→ **Your instructions**:
Reproduce all entries word for word.
■ ■ ■
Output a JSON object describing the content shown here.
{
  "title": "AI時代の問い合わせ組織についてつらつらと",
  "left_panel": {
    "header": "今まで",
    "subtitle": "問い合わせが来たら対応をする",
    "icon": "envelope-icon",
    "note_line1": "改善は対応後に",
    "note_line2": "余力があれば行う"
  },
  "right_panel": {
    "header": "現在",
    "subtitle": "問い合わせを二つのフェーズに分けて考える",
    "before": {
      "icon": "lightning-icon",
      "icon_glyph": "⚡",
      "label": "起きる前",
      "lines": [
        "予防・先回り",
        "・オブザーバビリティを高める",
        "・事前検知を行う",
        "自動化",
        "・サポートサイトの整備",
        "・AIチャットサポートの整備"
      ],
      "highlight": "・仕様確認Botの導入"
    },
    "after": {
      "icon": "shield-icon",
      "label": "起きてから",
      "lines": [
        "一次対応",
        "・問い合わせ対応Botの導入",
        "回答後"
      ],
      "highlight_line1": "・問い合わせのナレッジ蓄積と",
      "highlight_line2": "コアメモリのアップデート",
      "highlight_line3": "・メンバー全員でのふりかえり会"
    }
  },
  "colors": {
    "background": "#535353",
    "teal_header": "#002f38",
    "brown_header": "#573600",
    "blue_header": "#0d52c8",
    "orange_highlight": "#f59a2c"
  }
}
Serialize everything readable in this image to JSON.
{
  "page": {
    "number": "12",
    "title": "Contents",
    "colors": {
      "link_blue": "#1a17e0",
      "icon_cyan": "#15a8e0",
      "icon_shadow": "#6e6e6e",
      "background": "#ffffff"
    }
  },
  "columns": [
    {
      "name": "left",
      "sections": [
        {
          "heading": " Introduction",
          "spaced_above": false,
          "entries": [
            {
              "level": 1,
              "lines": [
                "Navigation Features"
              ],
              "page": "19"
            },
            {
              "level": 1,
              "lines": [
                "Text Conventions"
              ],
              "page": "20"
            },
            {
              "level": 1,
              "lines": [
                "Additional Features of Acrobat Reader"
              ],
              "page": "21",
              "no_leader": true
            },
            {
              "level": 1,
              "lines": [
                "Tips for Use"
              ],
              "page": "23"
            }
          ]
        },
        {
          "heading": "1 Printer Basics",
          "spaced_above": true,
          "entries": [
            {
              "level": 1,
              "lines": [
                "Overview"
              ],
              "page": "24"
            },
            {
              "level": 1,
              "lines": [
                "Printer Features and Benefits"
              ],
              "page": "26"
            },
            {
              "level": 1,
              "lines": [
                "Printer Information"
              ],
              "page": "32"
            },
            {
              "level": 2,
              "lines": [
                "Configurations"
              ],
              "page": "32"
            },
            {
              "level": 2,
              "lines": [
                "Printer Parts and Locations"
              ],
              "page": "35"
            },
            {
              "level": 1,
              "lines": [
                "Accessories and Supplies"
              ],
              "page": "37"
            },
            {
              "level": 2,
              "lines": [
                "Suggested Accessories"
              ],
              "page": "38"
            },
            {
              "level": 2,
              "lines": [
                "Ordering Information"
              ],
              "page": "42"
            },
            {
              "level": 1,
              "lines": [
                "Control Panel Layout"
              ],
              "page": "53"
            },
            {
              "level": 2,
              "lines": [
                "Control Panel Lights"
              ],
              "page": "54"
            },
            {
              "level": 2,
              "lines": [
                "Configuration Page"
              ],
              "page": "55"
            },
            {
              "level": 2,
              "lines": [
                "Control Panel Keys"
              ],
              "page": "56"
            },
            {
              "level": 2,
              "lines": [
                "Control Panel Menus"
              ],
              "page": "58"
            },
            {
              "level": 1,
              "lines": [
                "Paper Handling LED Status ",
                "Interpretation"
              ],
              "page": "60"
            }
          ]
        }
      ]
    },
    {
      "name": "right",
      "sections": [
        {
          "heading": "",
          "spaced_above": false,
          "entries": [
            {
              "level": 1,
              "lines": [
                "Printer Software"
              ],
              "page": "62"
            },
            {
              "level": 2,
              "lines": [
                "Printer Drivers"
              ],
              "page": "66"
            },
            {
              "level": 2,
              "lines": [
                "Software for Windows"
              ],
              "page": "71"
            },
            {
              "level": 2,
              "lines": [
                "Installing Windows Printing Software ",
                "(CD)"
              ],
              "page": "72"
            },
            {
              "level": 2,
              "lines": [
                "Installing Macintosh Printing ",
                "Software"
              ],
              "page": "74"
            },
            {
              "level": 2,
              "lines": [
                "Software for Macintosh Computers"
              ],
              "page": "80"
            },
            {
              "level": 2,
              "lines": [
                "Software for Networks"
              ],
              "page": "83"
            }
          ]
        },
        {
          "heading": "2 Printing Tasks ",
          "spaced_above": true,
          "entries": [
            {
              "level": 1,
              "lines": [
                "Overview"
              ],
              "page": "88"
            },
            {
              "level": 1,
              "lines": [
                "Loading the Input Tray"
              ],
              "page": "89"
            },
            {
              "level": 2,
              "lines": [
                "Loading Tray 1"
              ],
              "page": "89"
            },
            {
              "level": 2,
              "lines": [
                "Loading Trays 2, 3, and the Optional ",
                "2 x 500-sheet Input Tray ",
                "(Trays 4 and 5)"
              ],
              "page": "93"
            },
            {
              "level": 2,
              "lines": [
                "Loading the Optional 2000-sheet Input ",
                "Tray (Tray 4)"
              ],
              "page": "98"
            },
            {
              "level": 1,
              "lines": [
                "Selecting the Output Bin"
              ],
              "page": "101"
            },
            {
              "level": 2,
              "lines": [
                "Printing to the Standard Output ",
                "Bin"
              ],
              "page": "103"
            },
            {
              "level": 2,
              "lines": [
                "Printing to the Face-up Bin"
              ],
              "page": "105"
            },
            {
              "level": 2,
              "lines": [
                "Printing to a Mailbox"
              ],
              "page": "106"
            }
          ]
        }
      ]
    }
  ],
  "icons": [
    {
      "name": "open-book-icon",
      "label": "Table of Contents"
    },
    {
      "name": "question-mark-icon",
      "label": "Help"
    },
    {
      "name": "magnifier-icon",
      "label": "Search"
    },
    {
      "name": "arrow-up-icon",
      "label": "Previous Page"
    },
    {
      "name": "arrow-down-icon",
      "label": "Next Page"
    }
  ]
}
■ ■ ■
→ **Task result**:
Output a JSON object describing the content shown here.
{
  "title": "AI時代の問い合わせ組織についてつらつらと",
  "left_panel": {
    "header": "今まで",
    "subtitle": "問い合わせが来たら対応をする",
    "icon": "envelope-icon",
    "note_line1": "改善は対応後に",
    "note_line2": "余力があれば行う"
  },
  "right_panel": {
    "header": "現在",
    "subtitle": "問い合わせを二つのフェーズに分けて考える",
    "before": {
      "icon": "lightning-icon",
      "icon_glyph": "⚡",
      "label": "起きる前",
      "lines": [
        "予防・先回り",
        "・オブザーバビリティを高める",
        "・事前検知を行う",
        "自動化",
        "・サポートサイトの整備",
        "・AIチャットサポートの整備"
      ],
      "highlight": "・仕様確認Botの導入"
    },
    "after": {
      "icon": "shield-icon",
      "label": "起きてから",
      "lines": [
        "一次対応",
        "・問い合わせ対応Botの導入",
        "回答後"
      ],
      "highlight_line1": "・問い合わせのナレッジ蓄積と",
      "highlight_line2": "コアメモリのアップデート",
      "highlight_line3": "・メンバー全員でのふりかえり会"
    }
  },
  "colors": {
    "background": "#535353",
    "teal_header": "#002f38",
    "brown_header": "#573600",
    "blue_header": "#0d52c8",
    "orange_highlight": "#f59a2c"
  }
}
Serialize everything readable in this image to JSON.
{
  "page": {
    "number": "12",
    "title": "Contents",
    "colors": {
      "link_blue": "#1a17e0",
      "icon_cyan": "#15a8e0",
      "icon_shadow": "#6e6e6e",
      "background": "#ffffff"
    }
  },
  "columns": [
    {
      "name": "left",
      "sections": [
        {
          "heading": " Introduction",
          "spaced_above": false,
          "entries": [
            {
              "level": 1,
              "lines": [
                "Navigation Features"
              ],
              "page": "19"
            },
            {
              "level": 1,
              "lines": [
                "Text Conventions"
              ],
              "page": "20"
            },
            {
              "level": 1,
              "lines": [
                "Additional Features of Acrobat Reader"
              ],
              "page": "21",
              "no_leader": true
            },
            {
              "level": 1,
              "lines": [
                "Tips for Use"
              ],
              "page": "23"
            }
          ]
        },
        {
          "heading": "1 Printer Basics",
          "spaced_above": true,
          "entries": [
            {
              "level": 1,
              "lines": [
                "Overview"
              ],
              "page": "24"
            },
            {
              "level": 1,
              "lines": [
                "Printer Features and Benefits"
              ],
              "page": "26"
            },
            {
              "level": 1,
              "lines": [
                "Printer Information"
              ],
              "page": "32"
            },
            {
              "level": 2,
              "lines": [
                "Configurations"
              ],
              "page": "32"
            },
            {
              "level": 2,
              "lines": [
                "Printer Parts and Locations"
              ],
              "page": "35"
            },
            {
              "level": 1,
              "lines": [
                "Accessories and Supplies"
              ],
              "page": "37"
            },
            {
              "level": 2,
              "lines": [
                "Suggested Accessories"
              ],
              "page": "38"
            },
            {
              "level": 2,
              "lines": [
                "Ordering Information"
              ],
              "page": "42"
            },
            {
              "level": 1,
              "lines": [
                "Control Panel Layout"
              ],
              "page": "53"
            },
            {
              "level": 2,
              "lines": [
                "Control Panel Lights"
              ],
              "page": "54"
            },
            {
              "level": 2,
              "lines": [
                "Configuration Page"
              ],
              "page": "55"
            },
            {
              "level": 2,
              "lines": [
                "Control Panel Keys"
              ],
              "page": "56"
            },
            {
              "level": 2,
              "lines": [
                "Control Panel Menus"
              ],
              "page": "58"
            },
            {
              "level": 1,
              "lines": [
                "Paper Handling LED Status ",
                "Interpretation"
              ],
              "page": "60"
            }
          ]
        }
      ]
    },
    {
      "name": "right",
      "sections": [
        {
          "heading": "",
          "spaced_above": false,
          "entries": [
            {
              "level": 1,
              "lines": [
                "Printer Software"
              ],
              "page": "62"
            },
            {
              "level": 2,
              "lines": [
                "Printer Drivers"
              ],
              "page": "66"
            },
            {
              "level": 2,
              "lines": [
                "Software for Windows"
              ],
              "page": "71"
            },
            {
              "level": 2,
              "lines": [
                "Installing Windows Printing Software ",
                "(CD)"
              ],
              "page": "72"
            },
            {
              "level": 2,
              "lines": [
                "Installing Macintosh Printing ",
                "Software"
              ],
              "page": "74"
            },
            {
              "level": 2,
              "lines": [
                "Software for Macintosh Computers"
              ],
              "page": "80"
            },
            {
              "level": 2,
              "lines": [
                "Software for Networks"
              ],
              "page": "83"
            }
          ]
        },
        {
          "heading": "2 Printing Tasks ",
          "spaced_above": true,
          "entries": [
            {
              "level": 1,
              "lines": [
                "Overview"
              ],
              "page": "88"
            },
            {
              "level": 1,
              "lines": [
                "Loading the Input Tray"
              ],
              "page": "89"
            },
            {
              "level": 2,
              "lines": [
                "Loading Tray 1"
              ],
              "page": "89"
            },
            {
              "level": 2,
              "lines": [
                "Loading Trays 2, 3, and the Optional ",
                "2 x 500-sheet Input Tray ",
                "(Trays 4 and 5)"
              ],
              "page": "93"
            },
            {
              "level": 2,
              "lines": [
                "Loading the Optional 2000-sheet Input ",
                "Tray (Tray 4)"
              ],
              "page": "98"
            },
            {
              "level": 1,
              "lines": [
                "Selecting the Output Bin"
              ],
              "page": "101"
            },
            {
              "level": 2,
              "lines": [
                "Printing to the Standard Output ",
                "Bin"
              ],
              "page": "103"
            },
            {
              "level": 2,
              "lines": [
                "Printing to the Face-up Bin"
              ],
              "page": "105"
            },
            {
              "level": 2,
              "lines": [
                "Printing to a Mailbox"
              ],
              "page": "106"
            }
          ]
        }
      ]
    }
  ],
  "icons": [
    {
      "name": "open-book-icon",
      "label": "Table of Contents"
    },
    {
      "name": "question-mark-icon",
      "label": "Help"
    },
    {
      "name": "magnifier-icon",
      "label": "Search"
    },
    {
      "name": "arrow-up-icon",
      "label": "Previous Page"
    },
    {
      "name": "arrow-down-icon",
      "label": "Next Page"
    }
  ]
}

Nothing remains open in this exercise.